▶ **The task**
Copy each line of the records that holds the string "ciśnień".

──────────

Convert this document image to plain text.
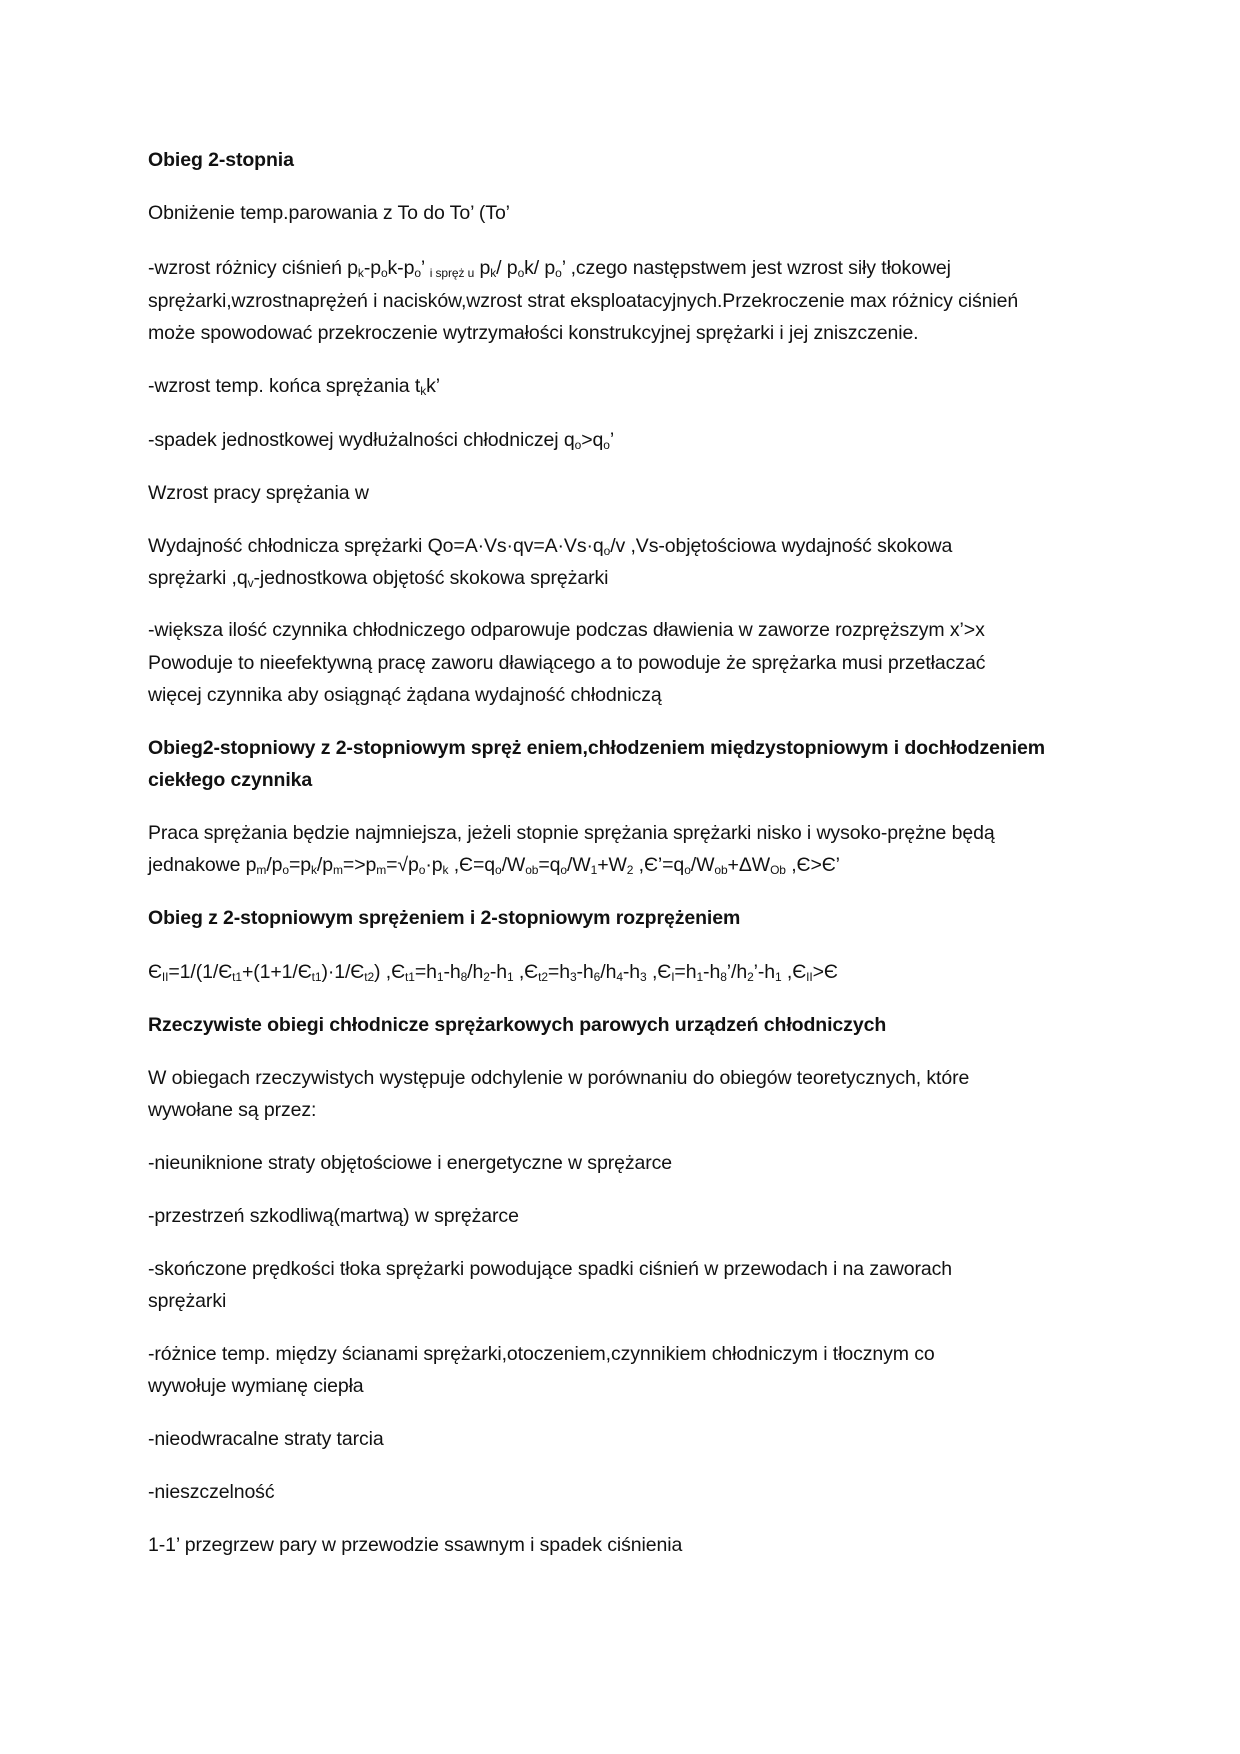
Obieg 2-stopnia

Obniżenie temp.parowania z To do To’ (To’

-wzrost różnicy ciśnień $p_k-p_ok-p_o$’ $_{i spręż u}$ $p_k/$ $p_ok/$ $p_o$’ ,czego następstwem jest wzrost siły tłokowej

sprężarki,wzrostnaprężeń i nacisków,wzrost strat eksploatacyjnych.Przekroczenie max różnicy ciśnień

może spowodować przekroczenie wytrzymałości konstrukcyjnej sprężarki i jej zniszczenie.

-wzrost temp. końca sprężania $t_kk$’

-spadek jednostkowej wydłużalności chłodniczej $q_o>q_o$’

Wzrost pracy sprężania w

Wydajność chłodnicza sprężarki $Qo=A\cdot Vs\cdot qv=A\cdot Vs\cdot q_o/v$ ,Vs-objętościowa wydajność skokowa

sprężarki $,q_v$-jednostkowa objętość skokowa sprężarki

-większa ilość czynnika chłodniczego odparowuje podczas dławienia w zaworze rozpręższym x’>x

Powoduje to nieefektywną pracę zaworu dławiącego a to powoduje że sprężarka musi przetłaczać

więcej czynnika aby osiągnąć żądana wydajność chłodniczą

Obieg2-stopniowy z 2-stopniowym spręż eniem,chłodzeniem międzystopniowym i dochłodzeniem

ciekłego czynnika

Praca sprężania będzie najmniejsza, jeżeli stopnie sprężania sprężarki nisko i wysoko-prężne będą

jednakowe $p_m/p_o=p_k/p_m=>p_m=√p_o\cdot p_k$ $,Є=q_o/W_{ob}=q_o/W_1+W_2$ $,Є’=q_o/W_{ob}+\Delta W_{Ob}$ ,Є>Є’

Obieg z 2-stopniowym sprężeniem i 2-stopniowym rozprężeniem

$Є_{II}=1/(1/Є_{t1}+(1+1/Є_{t1})\cdot 1/Є_{t2})$ $,Є_{t1}=h_1-h_8/h_2-h_1$ $,Є_{t2}=h_3-h_6/h_4-h_3$ $,Є_I=h_1-h_8’/h_2’-h_1$ $,Є_{II}>Є$

Rzeczywiste obiegi chłodnicze sprężarkowych parowych urządzeń chłodniczych

W obiegach rzeczywistych występuje odchylenie w porównaniu do obiegów teoretycznych, które

wywołane są przez:

-nieuniknione straty objętościowe i energetyczne w sprężarce

-przestrzeń szkodliwą(martwą) w sprężarce

-skończone prędkości tłoka sprężarki powodujące spadki ciśnień w przewodach i na zaworach

sprężarki

-różnice temp. między ścianami sprężarki,otoczeniem,czynnikiem chłodniczym i tłocznym co

wywołuje wymianę ciepła

-nieodwracalne straty tarcia

-nieszczelność

1-1’ przegrzew pary w przewodzie ssawnym i spadek ciśnienia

──────────

▶ **Written answer**
-wzrost różnicy ciśnień $p_k-p_ok-p_o$’ $_{i spręż u}$ $p_k/$ $p_ok/$ $p_o$’ ,czego następstwem jest wzrost siły tłokowej
sprężarki,wzrostnaprężeń i nacisków,wzrost strat eksploatacyjnych.Przekroczenie max różnicy ciśnień
-skończone prędkości tłoka sprężarki powodujące spadki ciśnień w przewodach i na zaworach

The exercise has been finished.